=== EXTRACT PROVIDED ===
==*==
Minnie begins to sleep with more boys her own age but is disappointed and disillusioned to find that they make fun of her with their friends. She begins to spend more time with her friend Kimmie, who prostitutes herself to various friends and neighbors for petty cash. Through Kimmie, Minnie begins to take drugs for the first time.

Monroe begins a mail order business for diet pills. His goal is to be rich and retire by the time he is 40 which Minnie disapproves of as a goal. After listening to his motivational tapes she decides she wants to be a cartoonist. She writes a fan letter to Aline Kominsky-Crumb who writes one back to her. Minnie also begins skipping more classes and is thrown out of school for her poor attendance. She is forced to attend a public school and is only accepted on a trial basis on the strength of her artistic talents.
==*==
=== TASK GOAL ===
Pick up the plot summary about Minnie and keep it going from the point where it stops. The listing isn't needed for any of this.

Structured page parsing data
==*==
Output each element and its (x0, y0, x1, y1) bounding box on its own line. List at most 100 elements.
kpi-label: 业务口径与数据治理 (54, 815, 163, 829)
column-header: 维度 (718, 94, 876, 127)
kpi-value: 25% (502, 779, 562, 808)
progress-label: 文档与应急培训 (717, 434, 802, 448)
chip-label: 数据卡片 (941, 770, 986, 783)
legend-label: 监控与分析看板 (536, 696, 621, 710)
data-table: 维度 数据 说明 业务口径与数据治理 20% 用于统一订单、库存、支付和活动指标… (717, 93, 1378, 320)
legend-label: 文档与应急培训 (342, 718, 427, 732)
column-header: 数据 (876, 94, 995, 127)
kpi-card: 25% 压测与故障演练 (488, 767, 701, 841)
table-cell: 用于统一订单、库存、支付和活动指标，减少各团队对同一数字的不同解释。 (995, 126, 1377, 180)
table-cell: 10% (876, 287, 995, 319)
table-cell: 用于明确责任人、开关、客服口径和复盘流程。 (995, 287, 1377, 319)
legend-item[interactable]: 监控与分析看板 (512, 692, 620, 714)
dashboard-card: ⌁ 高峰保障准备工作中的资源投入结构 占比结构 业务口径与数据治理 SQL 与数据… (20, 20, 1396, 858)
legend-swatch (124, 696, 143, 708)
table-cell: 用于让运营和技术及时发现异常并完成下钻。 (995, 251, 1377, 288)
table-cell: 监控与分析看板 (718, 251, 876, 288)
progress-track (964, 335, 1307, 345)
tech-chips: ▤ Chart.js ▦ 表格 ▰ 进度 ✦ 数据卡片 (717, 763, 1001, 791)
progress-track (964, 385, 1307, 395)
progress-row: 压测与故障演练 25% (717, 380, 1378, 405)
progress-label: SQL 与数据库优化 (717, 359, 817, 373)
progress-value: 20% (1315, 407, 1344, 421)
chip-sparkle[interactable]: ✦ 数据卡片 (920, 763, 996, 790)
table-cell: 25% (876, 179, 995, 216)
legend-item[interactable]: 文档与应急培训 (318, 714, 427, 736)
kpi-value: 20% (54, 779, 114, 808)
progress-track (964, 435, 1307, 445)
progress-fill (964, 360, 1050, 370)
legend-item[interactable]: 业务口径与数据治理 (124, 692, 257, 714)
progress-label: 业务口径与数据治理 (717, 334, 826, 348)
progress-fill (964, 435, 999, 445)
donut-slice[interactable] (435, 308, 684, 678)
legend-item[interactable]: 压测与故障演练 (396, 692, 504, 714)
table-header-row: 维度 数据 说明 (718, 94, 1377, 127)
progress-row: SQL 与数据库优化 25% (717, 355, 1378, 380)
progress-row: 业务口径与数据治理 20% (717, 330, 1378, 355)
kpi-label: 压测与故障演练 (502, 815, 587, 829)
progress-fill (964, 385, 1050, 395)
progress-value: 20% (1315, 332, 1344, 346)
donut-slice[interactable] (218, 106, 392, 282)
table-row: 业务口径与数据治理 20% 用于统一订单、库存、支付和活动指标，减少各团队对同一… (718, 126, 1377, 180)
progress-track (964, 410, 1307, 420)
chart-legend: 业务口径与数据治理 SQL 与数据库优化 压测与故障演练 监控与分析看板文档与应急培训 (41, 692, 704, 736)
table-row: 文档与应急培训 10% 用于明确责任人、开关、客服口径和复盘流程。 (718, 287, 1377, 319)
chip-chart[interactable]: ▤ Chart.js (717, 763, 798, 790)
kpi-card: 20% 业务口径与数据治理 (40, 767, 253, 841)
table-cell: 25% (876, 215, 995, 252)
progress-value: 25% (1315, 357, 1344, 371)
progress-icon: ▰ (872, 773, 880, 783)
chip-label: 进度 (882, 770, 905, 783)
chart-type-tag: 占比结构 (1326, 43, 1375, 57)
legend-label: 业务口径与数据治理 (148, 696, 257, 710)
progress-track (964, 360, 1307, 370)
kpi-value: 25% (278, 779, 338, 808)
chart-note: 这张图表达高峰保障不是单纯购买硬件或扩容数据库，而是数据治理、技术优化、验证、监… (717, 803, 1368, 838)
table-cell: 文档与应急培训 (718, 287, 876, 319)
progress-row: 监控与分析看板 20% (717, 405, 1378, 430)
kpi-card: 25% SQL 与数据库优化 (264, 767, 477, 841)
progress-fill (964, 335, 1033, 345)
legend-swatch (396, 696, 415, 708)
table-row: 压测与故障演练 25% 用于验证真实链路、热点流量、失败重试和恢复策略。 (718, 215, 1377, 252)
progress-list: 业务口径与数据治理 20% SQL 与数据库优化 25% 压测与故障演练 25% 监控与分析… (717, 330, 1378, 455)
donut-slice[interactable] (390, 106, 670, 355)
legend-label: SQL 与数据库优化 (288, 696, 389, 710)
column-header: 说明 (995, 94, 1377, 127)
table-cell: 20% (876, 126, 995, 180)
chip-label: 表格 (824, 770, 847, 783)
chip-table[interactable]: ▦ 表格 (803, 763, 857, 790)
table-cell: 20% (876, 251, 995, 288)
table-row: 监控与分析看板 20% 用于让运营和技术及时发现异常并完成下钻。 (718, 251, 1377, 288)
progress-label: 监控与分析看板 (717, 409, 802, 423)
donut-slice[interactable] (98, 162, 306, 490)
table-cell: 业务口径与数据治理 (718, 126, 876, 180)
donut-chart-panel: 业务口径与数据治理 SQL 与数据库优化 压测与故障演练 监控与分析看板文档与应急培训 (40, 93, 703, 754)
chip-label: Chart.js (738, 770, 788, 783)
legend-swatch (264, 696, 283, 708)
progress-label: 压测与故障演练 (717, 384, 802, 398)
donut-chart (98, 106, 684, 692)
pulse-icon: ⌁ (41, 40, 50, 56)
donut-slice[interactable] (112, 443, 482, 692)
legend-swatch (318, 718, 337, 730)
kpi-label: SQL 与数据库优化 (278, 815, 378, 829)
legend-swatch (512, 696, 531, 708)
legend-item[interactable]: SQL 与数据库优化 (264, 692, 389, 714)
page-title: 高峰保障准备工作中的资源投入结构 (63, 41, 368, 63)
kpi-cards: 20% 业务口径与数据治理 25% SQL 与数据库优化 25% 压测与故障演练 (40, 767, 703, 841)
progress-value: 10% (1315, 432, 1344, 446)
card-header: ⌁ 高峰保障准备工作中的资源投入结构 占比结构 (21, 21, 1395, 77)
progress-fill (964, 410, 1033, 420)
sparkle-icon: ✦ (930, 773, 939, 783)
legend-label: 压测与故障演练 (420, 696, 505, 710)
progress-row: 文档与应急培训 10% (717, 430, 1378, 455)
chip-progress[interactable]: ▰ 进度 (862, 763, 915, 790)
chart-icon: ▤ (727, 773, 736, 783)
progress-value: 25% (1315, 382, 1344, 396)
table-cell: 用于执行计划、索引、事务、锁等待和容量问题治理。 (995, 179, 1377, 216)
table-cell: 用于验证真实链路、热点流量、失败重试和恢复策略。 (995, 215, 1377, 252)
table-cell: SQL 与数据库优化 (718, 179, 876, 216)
==*==
=== RESPONSE FOR THIS EXERCISE ===
Minnie confesses to Monroe that she loves him and he does not reciprocate, causing her to feel angry towards him. Whenever she tries to initiate sex he has her perform oral sex on him which Minnie finds unsatisfying. Minnie's step-father Pascal tells Minnie's mother that he believes that Monroe has sexual intentions towards Minnie. Monroe convinces Minnie's mother, Charlotte, that the beliefs are unfounded. Pascal then tells Minnie he is leaving for New York, but promises to always stay in touch telling Minnie he thinks of her and Gretel as his children.

While out with her friends Minnie meets Tabatha, a teenage lesbian hustler. Minnie feels attracted to Tabatha though her friends warn her against spending time with her. Minnie continues to skip school and is given a therapist to whom she confesses her relationship with Monroe.

Minnie's mother discovers her diary and confronts Minnie and Monroe about their relationship. She tells Monroe he must marry her daughter and Monroe agrees though Minnie thinks the idea is ridiculous. She begins spending time at Monroe's apartment with her mother's consent. One of her friends confides in her that she slept with Pascal and Minnie is angered and hurt that he would sleep with someone her age. She runs away with Tabatha who gives her roofies and allows her to be raped in exchange for pills. Minnie finally returns home. She stops taking drugs and drinking for two months and starts to attend school. She convinces her mother not to bring Monroe to their home anymore but is hurt by the knowledge that her mother continues to see Monroe on the side.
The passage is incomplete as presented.